RECORDS FOR PROCESSING:
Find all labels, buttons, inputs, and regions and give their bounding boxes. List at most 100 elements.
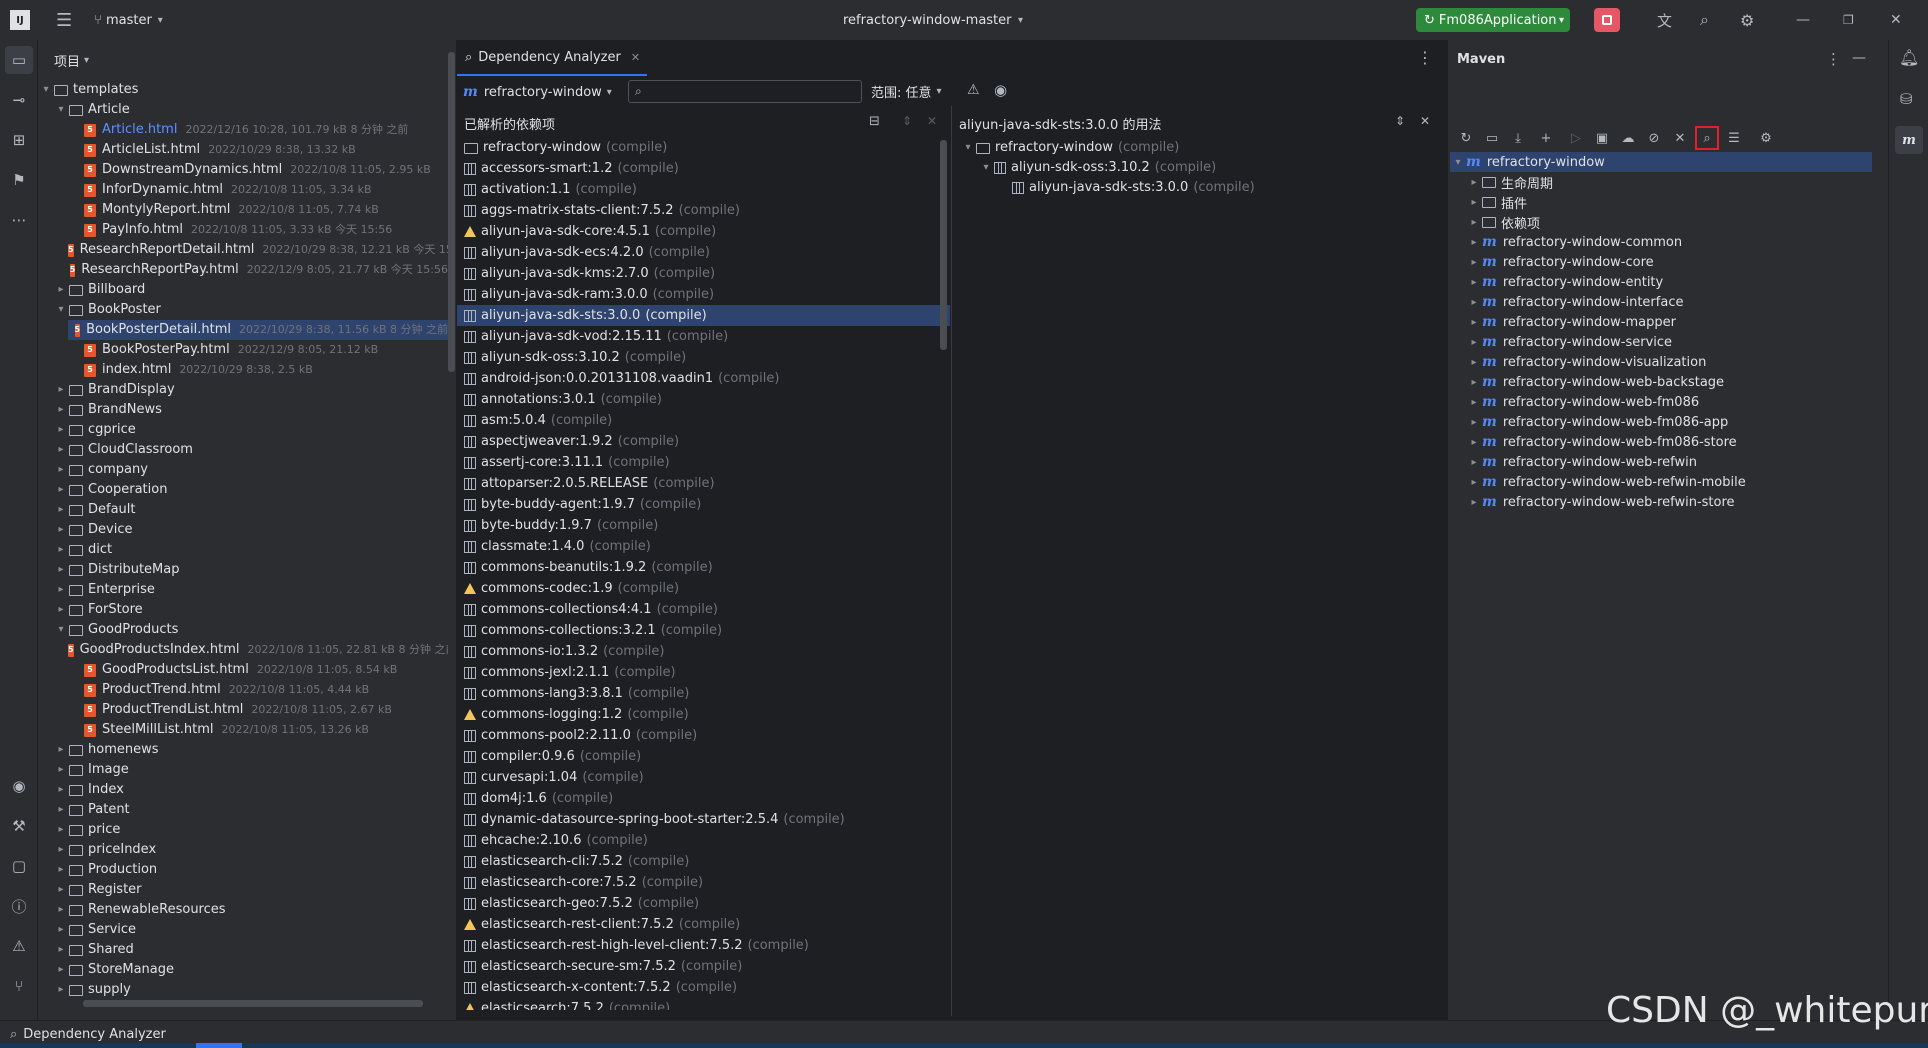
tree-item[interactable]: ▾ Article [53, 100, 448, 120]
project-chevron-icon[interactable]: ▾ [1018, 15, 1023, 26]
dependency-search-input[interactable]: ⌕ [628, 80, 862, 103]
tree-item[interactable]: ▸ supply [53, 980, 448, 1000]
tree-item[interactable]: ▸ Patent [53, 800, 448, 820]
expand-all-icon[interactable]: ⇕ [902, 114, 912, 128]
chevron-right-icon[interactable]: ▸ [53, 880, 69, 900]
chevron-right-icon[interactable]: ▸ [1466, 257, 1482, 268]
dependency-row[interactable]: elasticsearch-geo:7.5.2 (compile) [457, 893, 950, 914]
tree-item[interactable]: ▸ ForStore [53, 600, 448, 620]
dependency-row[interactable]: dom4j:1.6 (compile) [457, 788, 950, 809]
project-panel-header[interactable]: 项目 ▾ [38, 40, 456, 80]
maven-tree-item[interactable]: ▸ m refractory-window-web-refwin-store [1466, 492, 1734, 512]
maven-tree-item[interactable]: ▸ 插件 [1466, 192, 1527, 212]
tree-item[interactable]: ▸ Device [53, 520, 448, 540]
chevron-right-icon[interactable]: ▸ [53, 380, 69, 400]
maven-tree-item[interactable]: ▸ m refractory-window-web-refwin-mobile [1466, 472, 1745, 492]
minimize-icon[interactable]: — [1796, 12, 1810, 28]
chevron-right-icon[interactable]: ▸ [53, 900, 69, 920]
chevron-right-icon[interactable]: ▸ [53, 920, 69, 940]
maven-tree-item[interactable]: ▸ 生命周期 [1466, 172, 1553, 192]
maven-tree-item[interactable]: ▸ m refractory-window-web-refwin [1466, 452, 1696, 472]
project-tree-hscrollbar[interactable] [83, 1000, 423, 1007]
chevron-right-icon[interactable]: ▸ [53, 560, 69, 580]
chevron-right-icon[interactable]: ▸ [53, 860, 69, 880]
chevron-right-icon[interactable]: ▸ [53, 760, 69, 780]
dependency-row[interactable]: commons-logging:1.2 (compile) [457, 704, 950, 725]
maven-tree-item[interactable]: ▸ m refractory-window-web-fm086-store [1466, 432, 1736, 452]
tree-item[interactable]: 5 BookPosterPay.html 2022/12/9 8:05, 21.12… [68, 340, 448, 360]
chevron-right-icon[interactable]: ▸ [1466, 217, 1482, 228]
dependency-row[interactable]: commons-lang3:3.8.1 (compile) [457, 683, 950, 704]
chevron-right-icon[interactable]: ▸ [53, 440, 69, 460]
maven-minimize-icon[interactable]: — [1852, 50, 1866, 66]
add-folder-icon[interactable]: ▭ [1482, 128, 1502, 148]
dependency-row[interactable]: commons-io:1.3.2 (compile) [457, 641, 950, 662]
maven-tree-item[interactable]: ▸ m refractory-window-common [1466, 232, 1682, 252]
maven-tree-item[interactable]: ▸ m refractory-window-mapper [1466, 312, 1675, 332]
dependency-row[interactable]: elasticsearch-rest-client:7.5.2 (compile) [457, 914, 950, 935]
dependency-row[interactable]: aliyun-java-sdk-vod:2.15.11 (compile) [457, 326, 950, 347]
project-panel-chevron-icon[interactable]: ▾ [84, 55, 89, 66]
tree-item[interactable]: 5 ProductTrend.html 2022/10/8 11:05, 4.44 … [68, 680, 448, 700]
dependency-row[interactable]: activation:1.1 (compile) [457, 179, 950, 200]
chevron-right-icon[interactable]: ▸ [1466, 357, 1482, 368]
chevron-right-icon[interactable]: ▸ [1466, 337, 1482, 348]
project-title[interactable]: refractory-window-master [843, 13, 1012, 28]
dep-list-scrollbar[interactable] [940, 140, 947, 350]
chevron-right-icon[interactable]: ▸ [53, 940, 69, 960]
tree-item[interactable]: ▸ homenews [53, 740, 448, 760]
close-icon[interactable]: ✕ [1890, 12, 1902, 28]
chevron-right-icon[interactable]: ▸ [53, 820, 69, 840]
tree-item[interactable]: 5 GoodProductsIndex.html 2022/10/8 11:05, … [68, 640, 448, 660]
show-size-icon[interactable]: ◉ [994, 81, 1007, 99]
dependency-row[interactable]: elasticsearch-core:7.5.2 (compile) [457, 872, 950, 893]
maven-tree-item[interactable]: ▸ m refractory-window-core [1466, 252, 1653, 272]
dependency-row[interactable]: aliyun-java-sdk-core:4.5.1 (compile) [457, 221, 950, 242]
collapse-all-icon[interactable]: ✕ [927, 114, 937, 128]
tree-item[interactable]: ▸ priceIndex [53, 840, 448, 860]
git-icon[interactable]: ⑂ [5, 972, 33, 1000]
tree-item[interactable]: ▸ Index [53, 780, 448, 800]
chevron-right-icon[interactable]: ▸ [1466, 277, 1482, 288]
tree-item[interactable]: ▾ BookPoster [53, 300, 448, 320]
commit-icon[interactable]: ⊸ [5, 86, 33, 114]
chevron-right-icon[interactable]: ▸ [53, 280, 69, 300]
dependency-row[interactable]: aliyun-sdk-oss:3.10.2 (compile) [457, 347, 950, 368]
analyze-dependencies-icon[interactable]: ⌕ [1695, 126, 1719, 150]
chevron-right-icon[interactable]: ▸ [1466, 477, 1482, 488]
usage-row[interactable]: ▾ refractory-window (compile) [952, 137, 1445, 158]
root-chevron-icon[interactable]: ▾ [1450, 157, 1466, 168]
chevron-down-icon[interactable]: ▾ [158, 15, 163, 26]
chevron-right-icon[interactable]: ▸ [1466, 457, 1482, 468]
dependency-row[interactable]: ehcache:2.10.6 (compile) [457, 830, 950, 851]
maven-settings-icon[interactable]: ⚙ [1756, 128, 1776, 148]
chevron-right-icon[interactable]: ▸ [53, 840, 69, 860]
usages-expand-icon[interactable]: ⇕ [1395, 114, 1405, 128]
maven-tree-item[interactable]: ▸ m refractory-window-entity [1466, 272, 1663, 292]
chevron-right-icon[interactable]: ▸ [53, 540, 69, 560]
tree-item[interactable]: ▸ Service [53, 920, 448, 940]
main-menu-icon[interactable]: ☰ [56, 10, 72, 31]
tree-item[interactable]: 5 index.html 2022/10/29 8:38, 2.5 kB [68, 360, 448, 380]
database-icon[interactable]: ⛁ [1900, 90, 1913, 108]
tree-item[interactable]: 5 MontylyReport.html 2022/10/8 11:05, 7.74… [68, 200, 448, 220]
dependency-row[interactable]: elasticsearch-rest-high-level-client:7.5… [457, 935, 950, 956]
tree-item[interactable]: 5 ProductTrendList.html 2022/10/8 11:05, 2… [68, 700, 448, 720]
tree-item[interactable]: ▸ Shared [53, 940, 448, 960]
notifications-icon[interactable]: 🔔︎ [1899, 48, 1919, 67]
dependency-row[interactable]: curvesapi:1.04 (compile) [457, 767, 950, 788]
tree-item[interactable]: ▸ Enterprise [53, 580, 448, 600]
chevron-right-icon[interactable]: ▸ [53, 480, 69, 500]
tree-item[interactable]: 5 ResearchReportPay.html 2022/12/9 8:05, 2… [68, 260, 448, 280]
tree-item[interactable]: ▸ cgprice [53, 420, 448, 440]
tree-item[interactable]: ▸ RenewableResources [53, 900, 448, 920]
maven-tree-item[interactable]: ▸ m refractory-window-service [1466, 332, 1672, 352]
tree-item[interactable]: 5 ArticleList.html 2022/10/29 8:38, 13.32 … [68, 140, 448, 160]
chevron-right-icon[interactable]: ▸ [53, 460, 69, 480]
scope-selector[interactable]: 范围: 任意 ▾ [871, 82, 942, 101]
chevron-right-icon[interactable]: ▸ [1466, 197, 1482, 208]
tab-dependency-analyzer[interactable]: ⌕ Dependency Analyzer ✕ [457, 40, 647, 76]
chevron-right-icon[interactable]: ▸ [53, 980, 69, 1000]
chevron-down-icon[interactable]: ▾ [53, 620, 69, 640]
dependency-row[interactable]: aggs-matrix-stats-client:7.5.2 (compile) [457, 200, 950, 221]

WHAT THE TASK REQUIRES:
Reproduce the data exactly, beginning with the line containing "tree-item[interactable]: ▾ Article" and continuing through the line containing "tree-item[interactable]: ▸ Patent", including both.

ANSWER BELOW:
tree-item[interactable]: ▾ Article [53, 100, 448, 120]
project-chevron-icon[interactable]: ▾ [1018, 15, 1023, 26]
dependency-search-input[interactable]: ⌕ [628, 80, 862, 103]
tree-item[interactable]: ▸ supply [53, 980, 448, 1000]
tree-item[interactable]: ▸ Patent [53, 800, 448, 820]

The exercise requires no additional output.